Of all the lines in this data, how many include "布局合理"? Respond with the number only.

# Start of Records provided

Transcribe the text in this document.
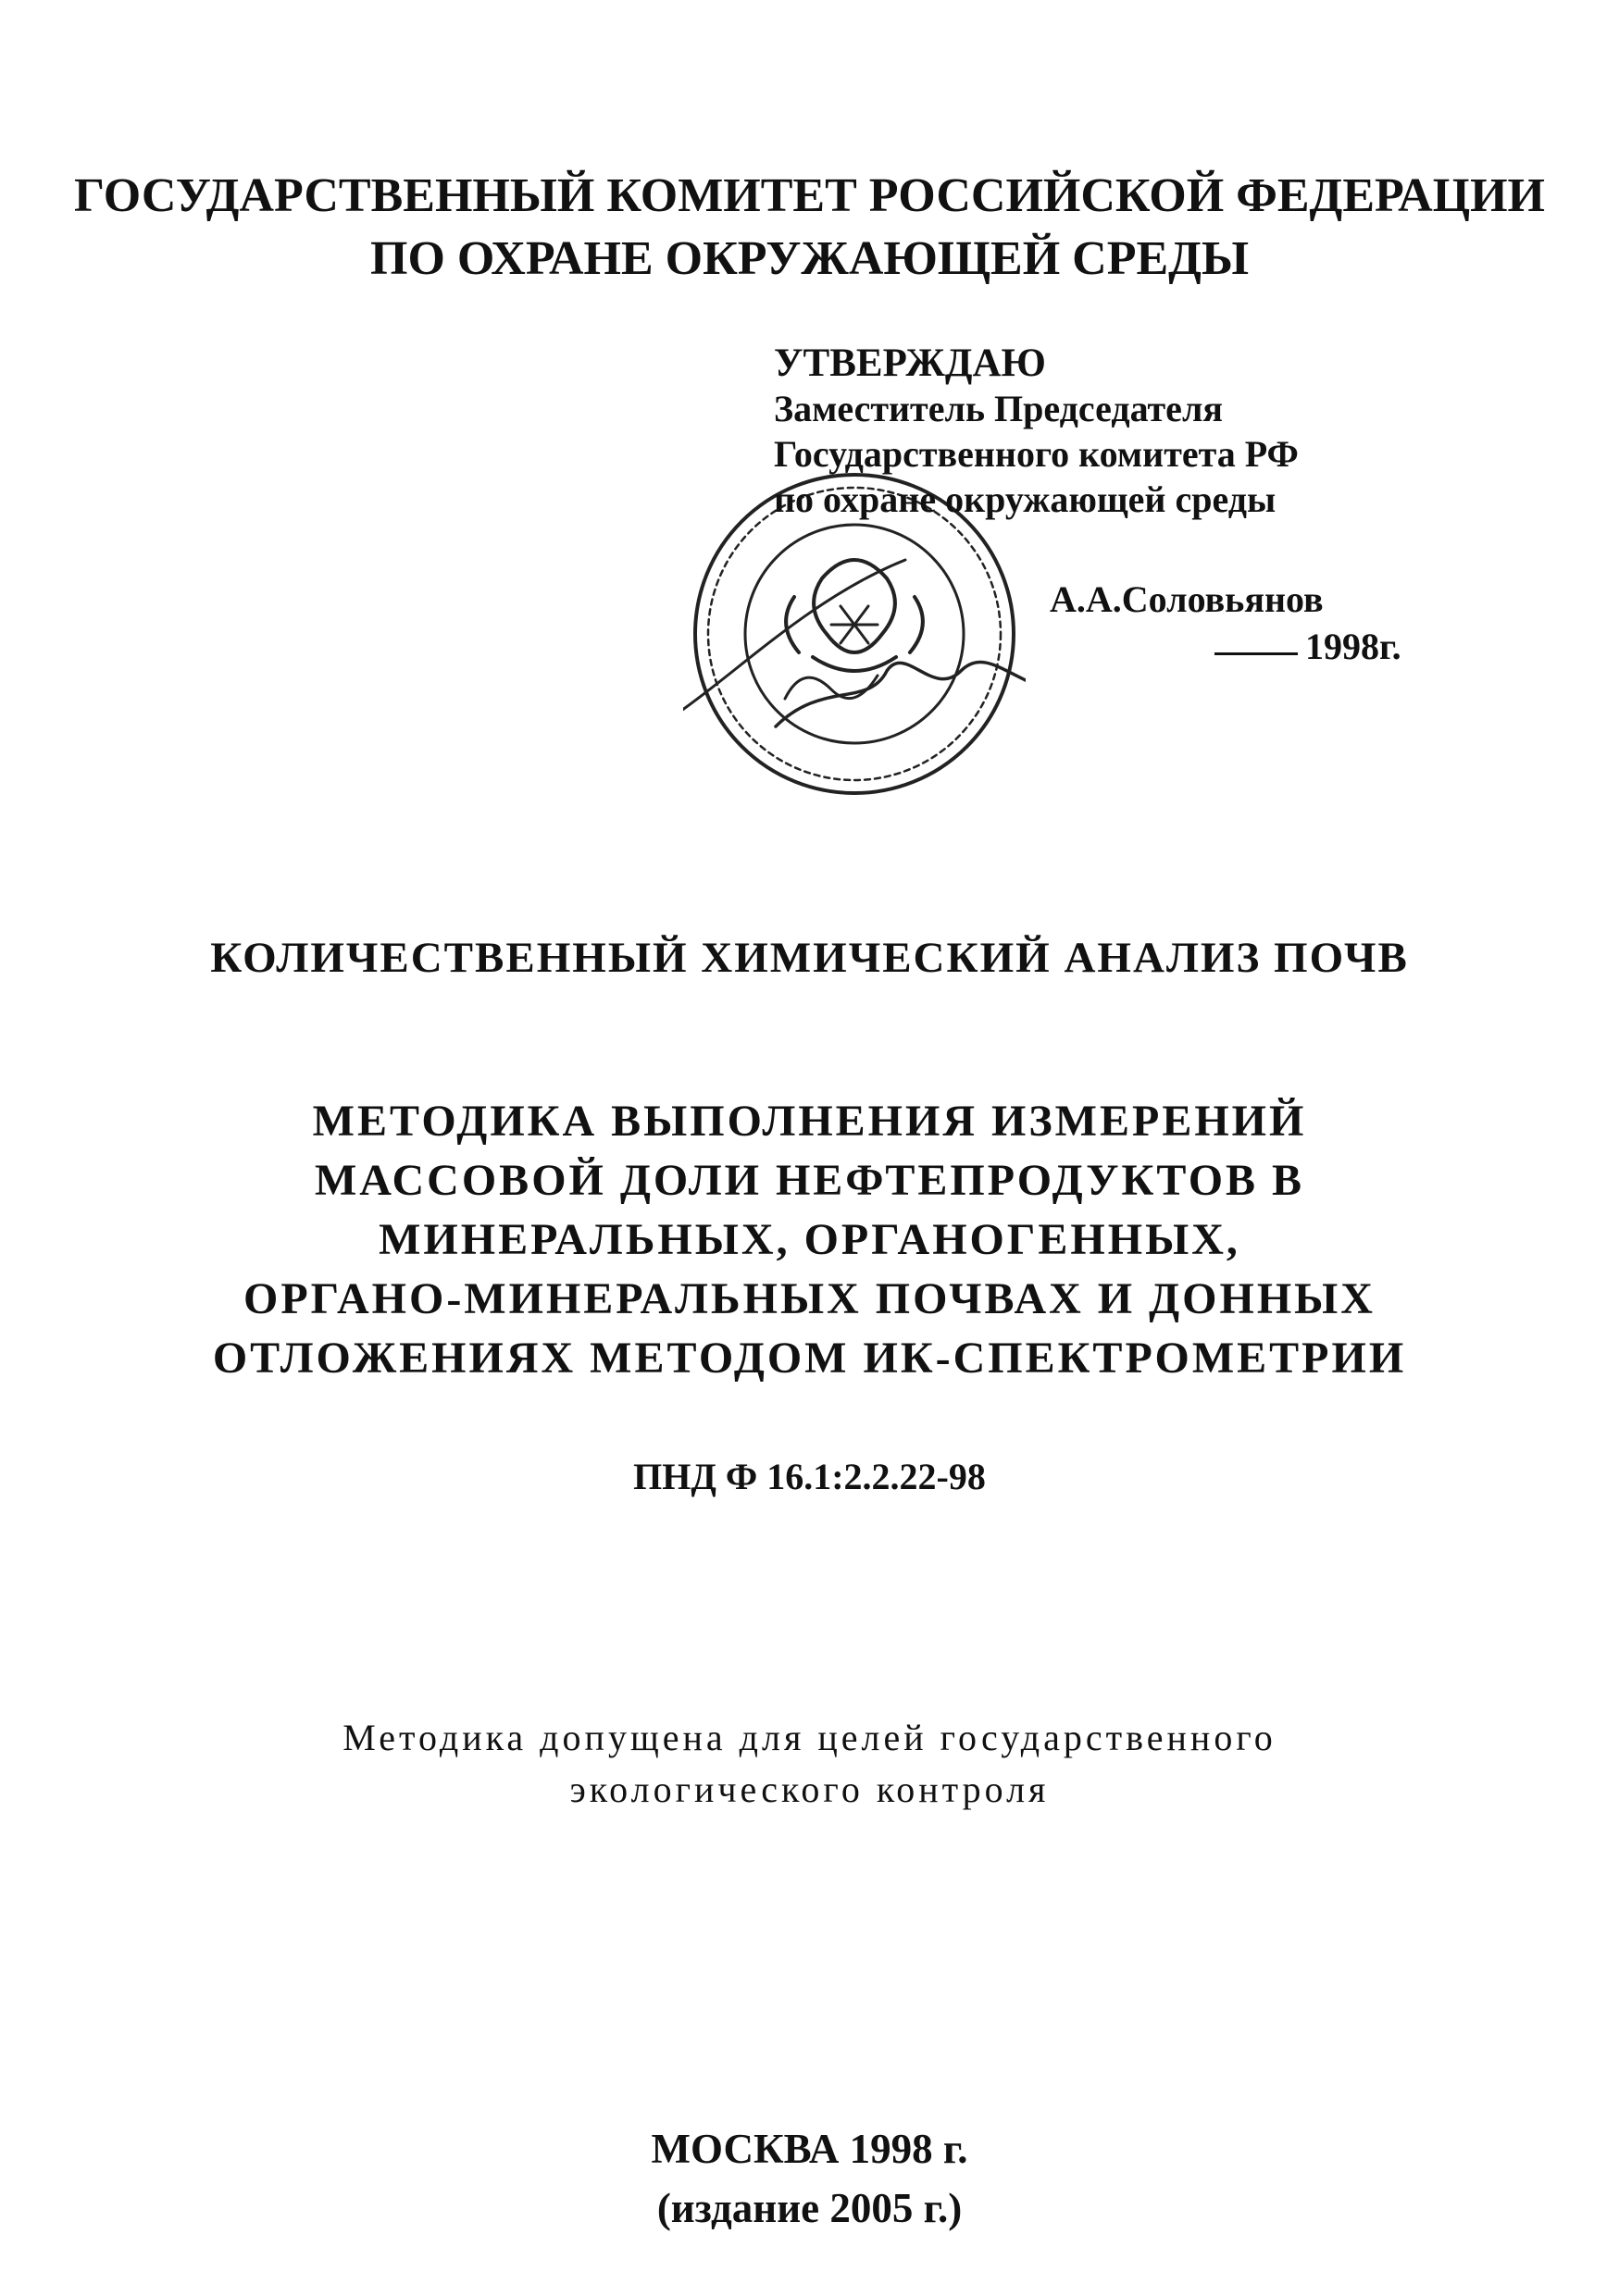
ГОСУДАРСТВЕННЫЙ КОМИТЕТ РОССИЙСКОЙ ФЕДЕРАЦИИ
ПО ОХРАНЕ ОКРУЖАЮЩЕЙ СРЕДЫ
УТВЕРЖДАЮ
Заместитель Председателя
Государственного комитета РФ
по охране окружающей среды
А.А.Соловьянов
1998г.
КОЛИЧЕСТВЕННЫЙ ХИМИЧЕСКИЙ АНАЛИЗ ПОЧВ
МЕТОДИКА ВЫПОЛНЕНИЯ ИЗМЕРЕНИЙ
МАССОВОЙ ДОЛИ НЕФТЕПРОДУКТОВ В
МИНЕРАЛЬНЫХ, ОРГАНОГЕННЫХ,
ОРГАНО-МИНЕРАЛЬНЫХ ПОЧВАХ И ДОННЫХ
ОТЛОЖЕНИЯХ МЕТОДОМ ИК-СПЕКТРОМЕТРИИ
ПНД Ф 16.1:2.2.22-98
Методика допущена для целей государственного
экологического контроля
МОСКВА 1998 г.
(издание 2005 г.)
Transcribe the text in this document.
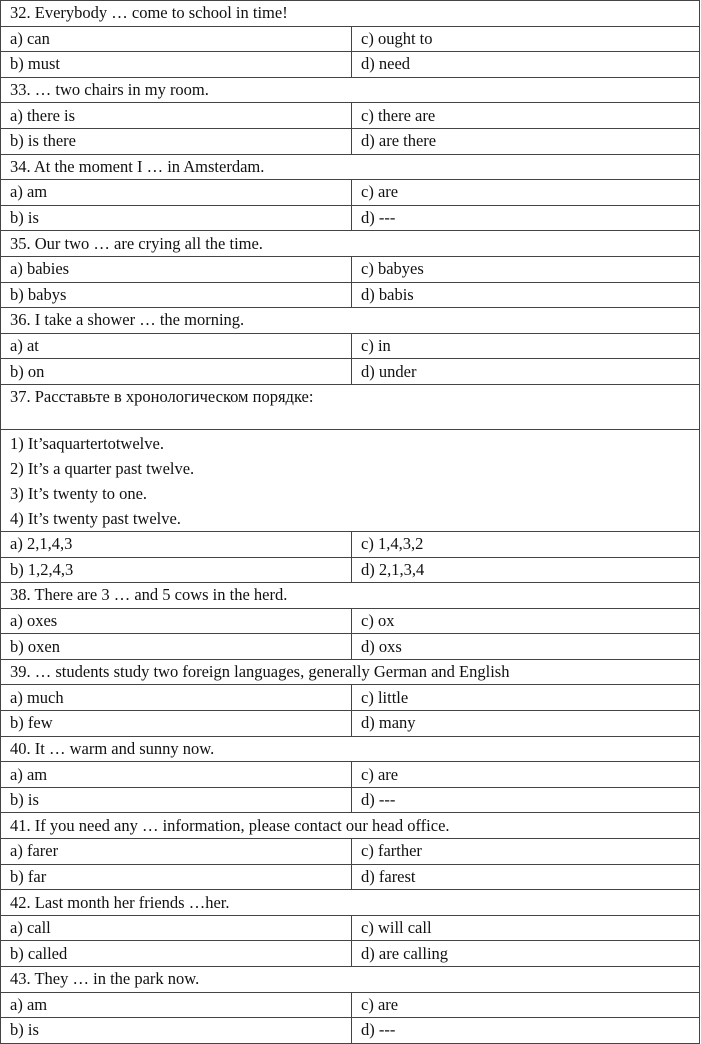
32. Everybody … come to school in time!	
a) can	c) ought to
b) must	d) need
33. … two chairs in my room.	
a) there is	c) there are
b) is there	d) are there
34. At the moment I … in Amsterdam.	
a) am	c) are
b) is	d) ---
35. Our two … are crying all the time.	
a) babies	c) babyes
b) babys	d) babis
36. I take a shower … the morning.	
a) at	c) in
b) on	d) under
37. Расставьте в хронологическом порядке:	

1) It’saquartertotwelve.
2) It’s a quarter past twelve.
3) It’s twenty to one.
4) It’s twenty past twelve.	

a) 2,1,4,3	c) 1,4,3,2
b) 1,2,4,3	d) 2,1,3,4
38. There are 3 … and 5 cows in the herd.	
a) oxes	c) ox
b) oxen	d) oxs
39. … students study two foreign languages, generally German and English	
a) much	c) little
b) few	d) many
40. It … warm and sunny now.	
a) am	c) are
b) is	d) ---
41. If you need any … information, please contact our head office.	
a) farer	c) farther
b) far	d) farest
42. Last month her friends …her.	
a) call	c) will call
b) called	d) are calling
43. They … in the park now.	
a) am	c) are
b) is	d) ---
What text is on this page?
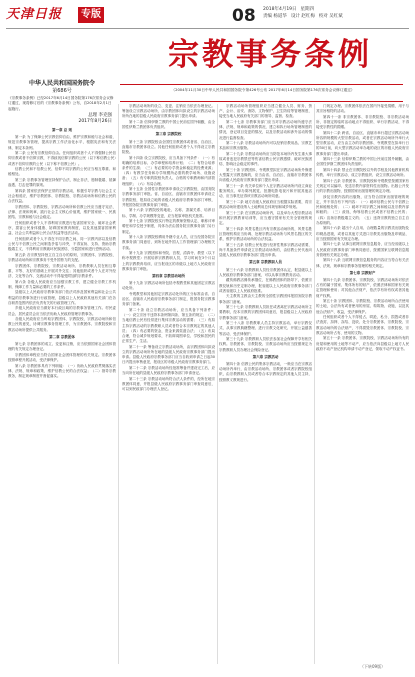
天津日报	专版	08 2018年4月19日 星期四
责编 杨道华 设计 赵红梅 校对 吴红斌
宗教事务条例
（2004年11月30日中华人民共和国国务院令第426号公布 2017年6月14日国务院第176次常务会议修订通过）
中华人民共和国国务院令
第686号
《宗教事务条例》已经2017年6月14日国务院第176次常务会议修订通过，现将修订后的《宗教事务条例》公布，自2018年2月1日起施行。
总理 李克强
2017年8月26日

第一章 总 则

第一条 为了保障公民宗教信仰自由，维护宗教和睦与社会和谐，规范宗教事务管理，提高宗教工作法治化水平，根据宪法和有关法律，制定本条例。

第二条 公民有宗教信仰自由。任何组织或者个人不得强制公民信仰宗教或者不信仰宗教，不得歧视信仰宗教的公民（以下称信教公民）或者不信仰宗教的公民（以下称不信教公民）。

信教公民和不信教公民、信仰不同宗教的公民应当相互尊重、和睦相处。

第三条 宗教事务管理坚持保护合法、制止非法、遏制极端、抵御渗透、打击犯罪的原则。

第四条 国家依法保护正常的宗教活动，积极引导宗教与社会主义社会相适应，维护宗教团体、宗教院校、宗教活动场所和信教公民的合法权益。

宗教团体、宗教院校、宗教活动场所和信教公民应当遵守宪法、法律、法规和规章，践行社会主义核心价值观，维护国家统一、民族团结、宗教和睦与社会稳定。

任何组织或者个人不得利用宗教进行危害国家安全、破坏社会秩序、损害公民身体健康、妨碍国家教育制度，以及其他损害国家利益、社会公共利益和公民合法权益等违法活动。

任何组织或者个人不得在不同宗教之间、同一宗教内部以及信教公民与不信教公民之间制造矛盾与冲突，不得宣扬、支持、资助宗教极端主义，不得利用宗教破坏民族团结、分裂国家和进行恐怖活动。

第五条 各宗教坚持独立自主自办的原则，宗教团体、宗教院校、宗教活动场所和宗教事务不受外国势力的支配。

宗教团体、宗教院校、宗教活动场所、宗教教职人员在相互尊重、平等、友好的基础上开展对外交往；其他组织或者个人在对外经济、文化等合作、交流活动中不得接受附加的宗教条件。

第六条 各级人民政府应当加强宗教工作，建立健全宗教工作机制，保障工作力量和必要的工作条件。

县级以上人民政府宗教事务部门依法对涉及国家利益和社会公共利益的宗教事务进行行政管理，县级以上人民政府其他有关部门在各自职责范围内依法负责有关的行政管理工作。

乡级人民政府应当做好本行政区域的宗教事务管理工作。村民委员会、居民委员会应当依法协助人民政府管理宗教事务。

各级人民政府应当听取宗教团体、宗教院校、宗教活动场所和信教公民的意见，协调宗教事务管理工作，为宗教团体、宗教院校和宗教活动场所提供公共服务。

第二章 宗教团体

第七条 宗教团体的成立、变更和注销，应当依照国家社会团体管理的有关规定办理登记。

宗教团体章程应当符合国家社会团体管理的有关规定。宗教团体按照章程开展活动，受法律保护。

第八条 宗教团体具有下列职能：（一）协助人民政府贯彻落实法律、法规、规章和政策，维护信教公民的合法权益；（二）指导宗教教务，制定规章制度并督促落实。

宗教活动场所的设立、变更、注销应当依法办理登记。筹备设立宗教活动场所，由宗教团体向拟设立的宗教活动场所所在地的县级人民政府宗教事务部门提出申请。

第十二条 信仰伊斯兰教的中国公民前往国外朝觐，由全国性伊斯兰教团体负责组织。

第三章 宗教院校

第十三条 宗教院校由全国性宗教团体或者省、自治区、直辖市宗教团体设立。其他任何组织或者个人不得设立宗教院校。

第十四条 设立宗教院校，应当具备下列条件：（一）有明确的培养目标、办学章程和培养计划；（二）有符合培养条件的生源；（三）有必要的办学资金和稳定的经费来源；（四）有教学任务和办学规模所必需的教学场所、设施设备；（五）有专职的院校负责人、合格的专职教师和内部管理组织；（六）布局合理。

第十五条 全国性宗教团体申请设立宗教院校，由国务院宗教事务部门审批。省、自治区、直辖市宗教团体申请设立宗教院校，报拟设立地的省级人民政府宗教事务部门审核，并报国务院宗教事务部门审批。

第十六条 宗教院校的地址、名称、隶属关系、培养目标、学制、办学规模等变更，应当报原审批机关批准。

第十七条 宗教院校实行特定的教师资格认定、职称评审聘任和学位授予制度，具体办法由国务院宗教事务部门另行制定。

第十八条 宗教院校聘用外籍专业人员，应当经国务院宗教事务部门同意后，到所在地外国人工作管理部门办理相关手续。

第十九条 宗教团体和寺院、宫观、清真寺、教堂（以下称寺观教堂）开展培养宗教教职人员、学习时间在3个月以上的宗教教育培训，应当报设区的市级以上地方人民政府宗教事务部门审批。

第四章 宗教活动场所

第十九条 宗教活动场所包括寺观教堂和其他固定宗教活动处所。

寺观教堂和其他固定宗教活动处所的区分标准由省、自治区、直辖市人民政府宗教事务部门制定，报国务院宗教事务部门备案。

第二十条 设立宗教活动场所，应当具备下列条件：（一）设立宗旨不违背本条例第四条、第五条的规定；（二）当地信教公民有经常进行集体宗教活动的需要；（三）有拟主持宗教活动的宗教教职人员或者符合本宗教规定的其他人员；（四）有必要的资金，资金来源渠道合法；（五）布局合理，符合城乡规划要求，不妨碍周围单位、学校和居民的正常生产、生活。

第二十一条 筹备设立宗教活动场所，由宗教团体向拟设立的宗教活动场所所在地的县级人民政府宗教事务部门提出申请。县级人民政府宗教事务部门应当自收到申请之日起30日内提出审核意见，报设区的市级人民政府宗教事务部门。

第二十二条 宗教活动场所经批准筹备并建设完工后，应当向所在地的县级人民政府宗教事务部门申请登记。

第二十三条 宗教活动场所符合法人条件的，经所在地宗教团体同意，并报县级人民政府宗教事务部门审查同意后，可以到民政部门办理法人登记。

宗教活动场所管理组织应当建立健全人员、财务、资产、会计、治安、消防、文物保护、卫生防疫等管理制度，接受当地人民政府有关部门的指导、监督、检查。

第二十七条 宗教事务部门应当对宗教活动场所遵守法律、法规、规章和政策的情况，建立和执行场所管理制度的情况，登记项目变更的情况，以及宗教活动和涉外活动的情况进行监督检查。

第二十八条 宗教活动场所内可以经销宗教用品、宗教艺术品和宗教出版物。

第二十九条 宗教活动场所应当防范本场所内发生重大事故或者违犯宗教禁忌等伤害信教公民宗教感情、破坏民族团结、影响社会稳定的事件。

第三十条 宗教团体、寺观教堂拟在宗教活动场所外修建大型露天宗教造像的，应当由省、自治区、直辖市宗教团体向省级人民政府宗教事务部门提出申请。

第三十一条 有关单位和个人在宗教活动场所内设立商业服务网点、举办陈列展览、拍摄电影电视片和开展其他活动，应当事先征得该宗教活动场所同意。

第三十二条 地方各级人民政府应当根据实际需要，将宗教活动场所建设纳入土地利用总体规划和城乡规划。

第三十三条 在宗教活动场所内，以及举办大型宗教活动和开展宗教教育培训等，应当遵守国家有关安全管理的规定。

第三十四条 风景名胜区内有宗教活动场所的，风景名胜区管理机构应当协调、处理宗教活动场所与风景名胜区的关系，维护宗教活动场所的合法权益。

第三十五条 信教公民有进行经常性集体宗教活动需要，尚不具备条件申请设立宗教活动场所的，由信教公民代表向县级人民政府宗教事务部门提出申请。

第五章 宗教教职人员

第三十六条 宗教教职人员经宗教团体认定，报县级以上人民政府宗教事务部门备案，可以从事宗教教务活动。

藏传佛教活佛传承继位，在佛教团体的指导下，依照宗教仪轨和历史定制办理，报省级以上人民政府宗教事务部门或者省级以上人民政府批准。

天主教的主教由天主教的全国性宗教团体报国务院宗教事务部门备案。

第三十七条 宗教教职人员担任或者离任宗教活动场所主要教职，经本宗教的宗教团体同意后，报县级以上人民政府宗教事务部门备案。

第三十八条 宗教教职人员主持宗教活动、举行宗教仪式、从事宗教典籍整理、进行宗教文化研究、开展公益慈善等活动，受法律保护。

第三十九条 宗教教职人员依法参加社会保障并享有相关权利。宗教团体、宗教院校、宗教活动场所应当按照规定为宗教教职人员办理社会保险登记。

第六章 宗教活动

第四十条 信教公民的集体宗教活动，一般应当在宗教活动场所内举行，由宗教活动场所、宗教团体或者宗教院校组织，由宗教教职人员或者符合本宗教规定的其他人员主持，按照教义教规进行。

门规定办理。宗教团体依法在国内外接受捐赠，用于与其宗旨相符的活动。

第四十一条 非宗教团体、非宗教院校、非宗教活动场所、非指定的临时活动地点不得组织、举行宗教活动，不得接受宗教性的捐赠。

第四十二条 跨省、自治区、直辖市举行超过宗教活动场所容纳规模的大型宗教活动，或者在宗教活动场所外举行大型宗教活动，应当由主办的宗教团体、寺观教堂在拟举行日的30日前，向大型宗教活动举办地的设区的市级人民政府宗教事务部门提出申请。

第四十三条 信仰伊斯兰教的中国公民前往国外朝觐，由全国性伊斯兰教团体负责组织。

第四十四条 禁止在宗教院校以外的学校及其他教育机构传教、举行宗教活动、成立宗教组织、设立宗教活动场所。

第四十五条 宗教团体、宗教院校和寺观教堂按照国家有关规定可以编印、发送宗教内部资料性出版物。出版公开发行的宗教出版物，按照国家出版管理的规定办理。

涉及宗教内容的出版物，应当符合国家出版管理的规定，并不得含有下列内容：（一）破坏信教公民与不信教公民和睦相处的；（二）破坏不同宗教之间和睦以及宗教内部和睦的；（三）歧视、侮辱信教公民或者不信教公民的；（四）宣扬宗教极端主义的；（五）违背宗教的独立自主自办原则的。

第四十六条 超出个人自用、合理数量的宗教类出版物及印刷品进境，或者以其他方式进口宗教类出版物及印刷品，应当按照国家有关规定办理。

第四十七条 从事互联网宗教信息服务，应当经省级以上人民政府宗教事务部门审核同意后，按照国家互联网信息服务管理有关规定办理。

第四十八条 互联网宗教信息服务的内容应当符合有关法律、法规、规章和宗教事务管理的相关规定。

第七章 宗教财产

第四十九条 宗教团体、宗教院校、宗教活动场所对依法占有的属于国家、集体所有的财产，依照法律和国家有关规定管理和使用；对其他合法财产，依法享有所有权或者其他财产权利。

第五十条 宗教团体、宗教院校、宗教活动场所合法使用的土地，合法所有或者使用的房屋、构筑物、设施，以及其他合法财产、收益，受法律保护。

任何组织或者个人不得侵占、哄抢、私分、损毁或者非法查封、扣押、冻结、没收、处分宗教团体、宗教院校、宗教活动场所的合法财产，不得损毁宗教团体、宗教院校、宗教活动场所占有、使用的文物。

第五十一条 宗教团体、宗教院校、宗教活动场所所有的房屋和使用的土地等不动产，应当依法向县级以上地方人民政府不动产登记机构申请不动产登记，领取不动产权证书。

（下转09版）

# End of Records provided

**Answer to this exercise**.
2